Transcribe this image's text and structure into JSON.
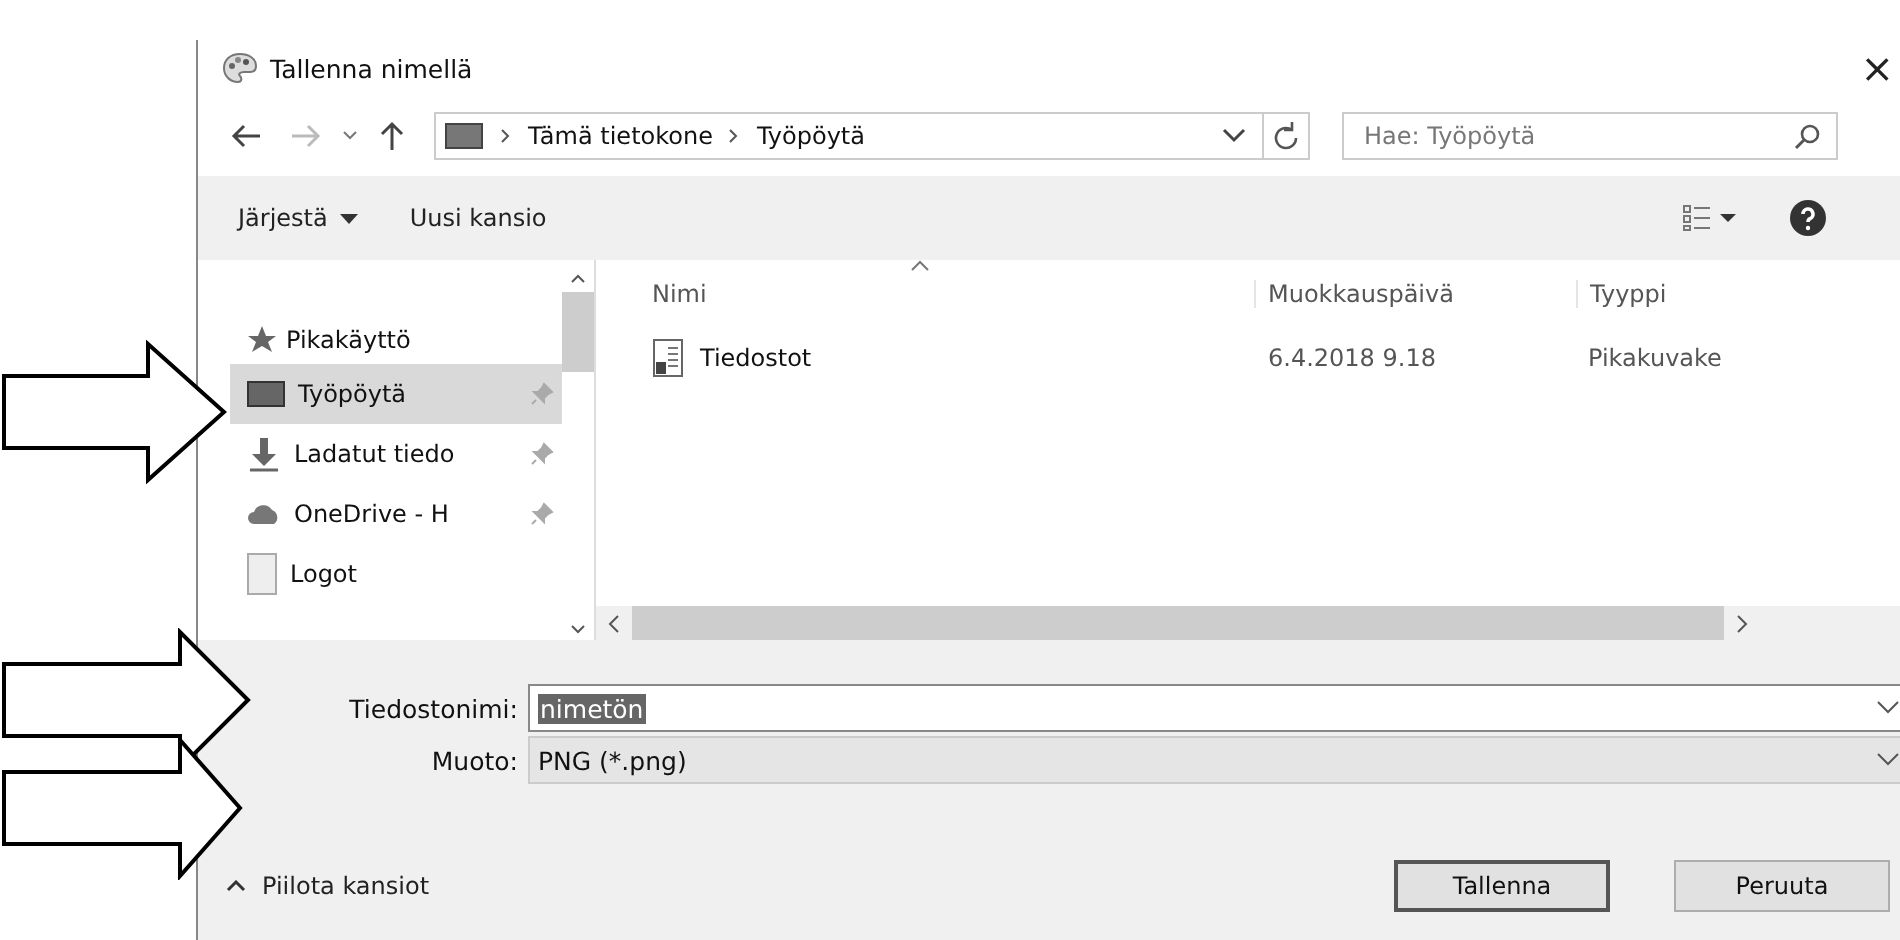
{
  "window": {
    "title": "Tallenna nimellä",
    "close": "×"
  },
  "address": {
    "crumbs": [
      "Tämä tietokone",
      "Työpöytä"
    ],
    "search_placeholder": "Hae: Työpöytä"
  },
  "toolbar": {
    "organize": "Järjestä",
    "new_folder": "Uusi kansio"
  },
  "sidebar": {
    "heading": "Pikakäyttö",
    "items": [
      {
        "label": "Työpöytä",
        "kind": "desktop",
        "pinned": true,
        "selected": true
      },
      {
        "label": "Ladatut tiedo",
        "kind": "download",
        "pinned": true,
        "selected": false
      },
      {
        "label": "OneDrive - H",
        "kind": "cloud",
        "pinned": true,
        "selected": false
      },
      {
        "label": "Logot",
        "kind": "folder",
        "pinned": false,
        "selected": false
      }
    ]
  },
  "table": {
    "columns": [
      "Nimi",
      "Muokkauspäivä",
      "Tyyppi"
    ],
    "rows": [
      {
        "name": "Tiedostot",
        "date": "6.4.2018 9.18",
        "type": "Pikakuvake"
      }
    ]
  },
  "form": {
    "filename_label": "Tiedostonimi:",
    "filename": "nimetön",
    "format_label": "Muoto:",
    "format": "PNG (*.png)"
  },
  "footer": {
    "hide_folders": "Piilota kansiot",
    "buttons": [
      "Tallenna",
      "Peruuta"
    ]
  }
}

Instructions to follow:
Copy the entries above faithfully and omit every image.

Final result:
Transcribe this image's text and structure into JSON.
{
  "window": {
    "title": "Tallenna nimellä",
    "close": "×"
  },
  "address": {
    "crumbs": [
      "Tämä tietokone",
      "Työpöytä"
    ],
    "search_placeholder": "Hae: Työpöytä"
  },
  "toolbar": {
    "organize": "Järjestä",
    "new_folder": "Uusi kansio"
  },
  "sidebar": {
    "heading": "Pikakäyttö",
    "items": [
      {
        "label": "Työpöytä",
        "kind": "desktop",
        "pinned": true,
        "selected": true
      },
      {
        "label": "Ladatut tiedo",
        "kind": "download",
        "pinned": true,
        "selected": false
      },
      {
        "label": "OneDrive - H",
        "kind": "cloud",
        "pinned": true,
        "selected": false
      },
      {
        "label": "Logot",
        "kind": "folder",
        "pinned": false,
        "selected": false
      }
    ]
  },
  "table": {
    "columns": [
      "Nimi",
      "Muokkauspäivä",
      "Tyyppi"
    ],
    "rows": [
      {
        "name": "Tiedostot",
        "date": "6.4.2018 9.18",
        "type": "Pikakuvake"
      }
    ]
  },
  "form": {
    "filename_label": "Tiedostonimi:",
    "filename": "nimetön",
    "format_label": "Muoto:",
    "format": "PNG (*.png)"
  },
  "footer": {
    "hide_folders": "Piilota kansiot",
    "buttons": [
      "Tallenna",
      "Peruuta"
    ]
  }
}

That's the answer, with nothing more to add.